## BEGIN
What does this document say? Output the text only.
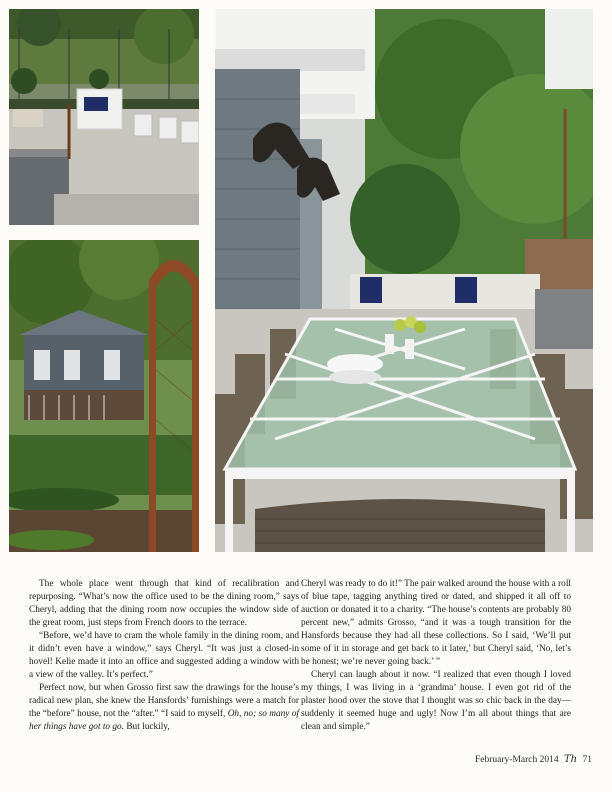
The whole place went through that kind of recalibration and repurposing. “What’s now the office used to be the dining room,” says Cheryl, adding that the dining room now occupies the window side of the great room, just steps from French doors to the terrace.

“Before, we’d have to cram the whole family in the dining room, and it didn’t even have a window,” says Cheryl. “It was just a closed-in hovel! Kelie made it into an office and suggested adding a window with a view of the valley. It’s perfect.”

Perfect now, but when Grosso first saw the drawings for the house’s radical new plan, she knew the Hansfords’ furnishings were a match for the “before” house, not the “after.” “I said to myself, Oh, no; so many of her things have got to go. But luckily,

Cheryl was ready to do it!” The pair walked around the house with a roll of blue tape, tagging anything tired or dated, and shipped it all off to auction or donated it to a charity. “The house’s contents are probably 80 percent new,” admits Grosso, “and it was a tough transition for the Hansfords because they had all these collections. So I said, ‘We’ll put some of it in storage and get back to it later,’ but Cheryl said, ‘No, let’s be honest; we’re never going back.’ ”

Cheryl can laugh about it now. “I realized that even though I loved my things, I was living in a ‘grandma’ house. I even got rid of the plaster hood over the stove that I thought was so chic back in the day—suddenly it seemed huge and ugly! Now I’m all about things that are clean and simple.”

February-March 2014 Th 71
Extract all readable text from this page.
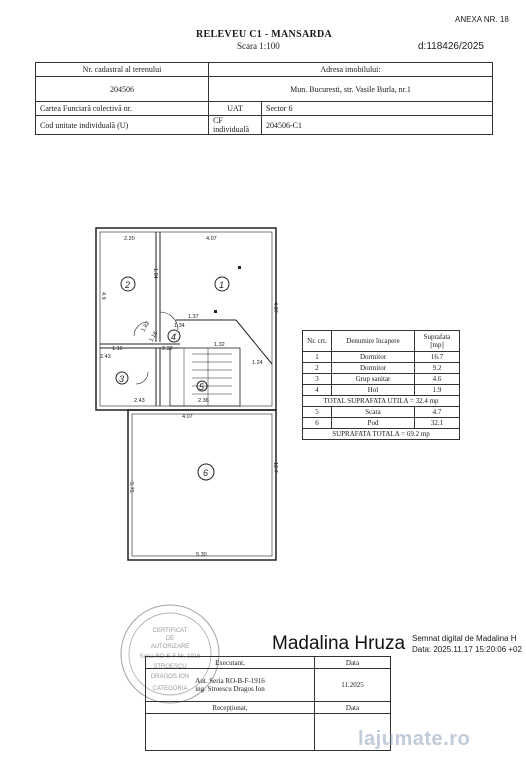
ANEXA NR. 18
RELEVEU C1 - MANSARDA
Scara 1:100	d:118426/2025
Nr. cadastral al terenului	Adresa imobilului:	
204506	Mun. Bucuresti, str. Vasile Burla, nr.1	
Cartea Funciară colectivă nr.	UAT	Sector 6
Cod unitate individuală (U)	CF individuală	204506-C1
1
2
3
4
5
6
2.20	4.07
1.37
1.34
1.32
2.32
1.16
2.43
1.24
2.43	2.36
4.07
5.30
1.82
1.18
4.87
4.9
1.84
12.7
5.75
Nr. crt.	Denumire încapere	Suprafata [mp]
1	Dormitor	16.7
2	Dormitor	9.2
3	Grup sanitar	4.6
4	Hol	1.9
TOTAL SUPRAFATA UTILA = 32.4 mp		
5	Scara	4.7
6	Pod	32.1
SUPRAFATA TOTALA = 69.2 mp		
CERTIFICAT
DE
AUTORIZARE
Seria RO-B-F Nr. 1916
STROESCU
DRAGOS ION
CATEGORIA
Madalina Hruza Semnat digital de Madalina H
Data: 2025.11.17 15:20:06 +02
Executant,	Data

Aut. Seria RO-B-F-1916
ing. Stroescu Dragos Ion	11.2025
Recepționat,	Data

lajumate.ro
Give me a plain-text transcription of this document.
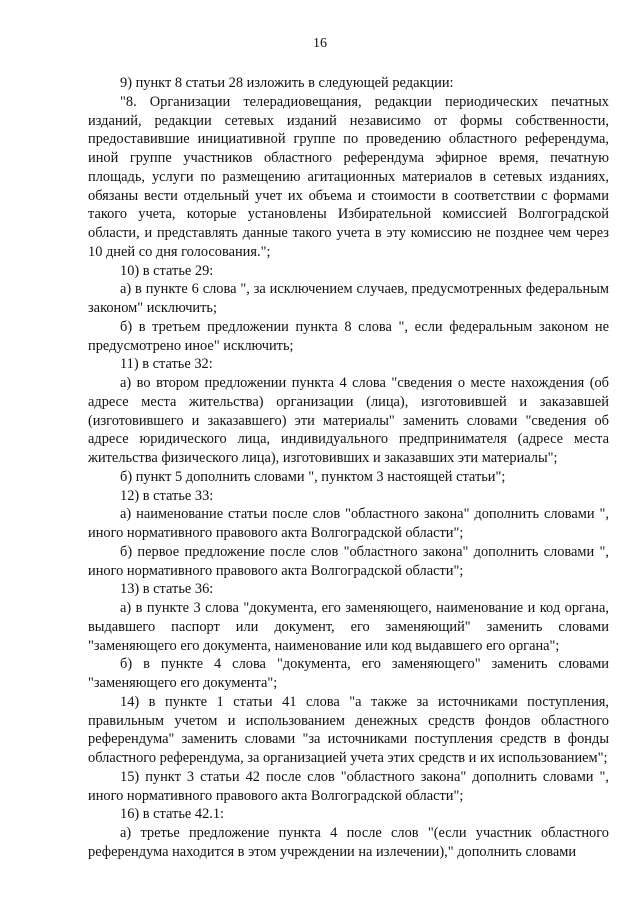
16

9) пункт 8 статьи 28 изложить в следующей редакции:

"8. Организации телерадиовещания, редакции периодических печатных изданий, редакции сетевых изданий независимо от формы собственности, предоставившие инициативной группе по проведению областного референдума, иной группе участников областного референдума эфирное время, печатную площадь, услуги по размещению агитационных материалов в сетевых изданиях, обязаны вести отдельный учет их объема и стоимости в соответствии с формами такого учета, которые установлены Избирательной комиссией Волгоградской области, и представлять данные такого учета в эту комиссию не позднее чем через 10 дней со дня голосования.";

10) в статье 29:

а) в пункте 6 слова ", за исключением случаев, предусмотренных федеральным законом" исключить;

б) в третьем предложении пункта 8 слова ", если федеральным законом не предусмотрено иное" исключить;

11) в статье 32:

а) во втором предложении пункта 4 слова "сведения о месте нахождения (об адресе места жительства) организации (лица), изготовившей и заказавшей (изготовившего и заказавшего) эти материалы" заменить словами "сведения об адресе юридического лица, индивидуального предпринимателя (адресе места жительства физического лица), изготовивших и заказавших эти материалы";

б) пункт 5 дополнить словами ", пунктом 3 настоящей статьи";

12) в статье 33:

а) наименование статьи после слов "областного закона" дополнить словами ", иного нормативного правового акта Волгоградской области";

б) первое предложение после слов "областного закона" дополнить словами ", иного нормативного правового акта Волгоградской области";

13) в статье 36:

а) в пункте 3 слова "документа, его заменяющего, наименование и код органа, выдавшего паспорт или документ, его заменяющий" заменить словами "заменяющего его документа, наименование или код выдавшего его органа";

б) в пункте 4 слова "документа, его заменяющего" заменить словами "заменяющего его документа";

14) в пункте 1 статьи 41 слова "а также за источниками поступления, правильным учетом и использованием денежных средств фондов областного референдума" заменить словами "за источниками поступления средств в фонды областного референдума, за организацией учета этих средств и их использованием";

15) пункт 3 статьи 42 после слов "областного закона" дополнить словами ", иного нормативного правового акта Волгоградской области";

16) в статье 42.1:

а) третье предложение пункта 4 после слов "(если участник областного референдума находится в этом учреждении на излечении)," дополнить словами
## END
» GIVEN REQUEST
In the data above, tally the lines holding "things" and answer with the figure only.

» TASK OUTPUT
2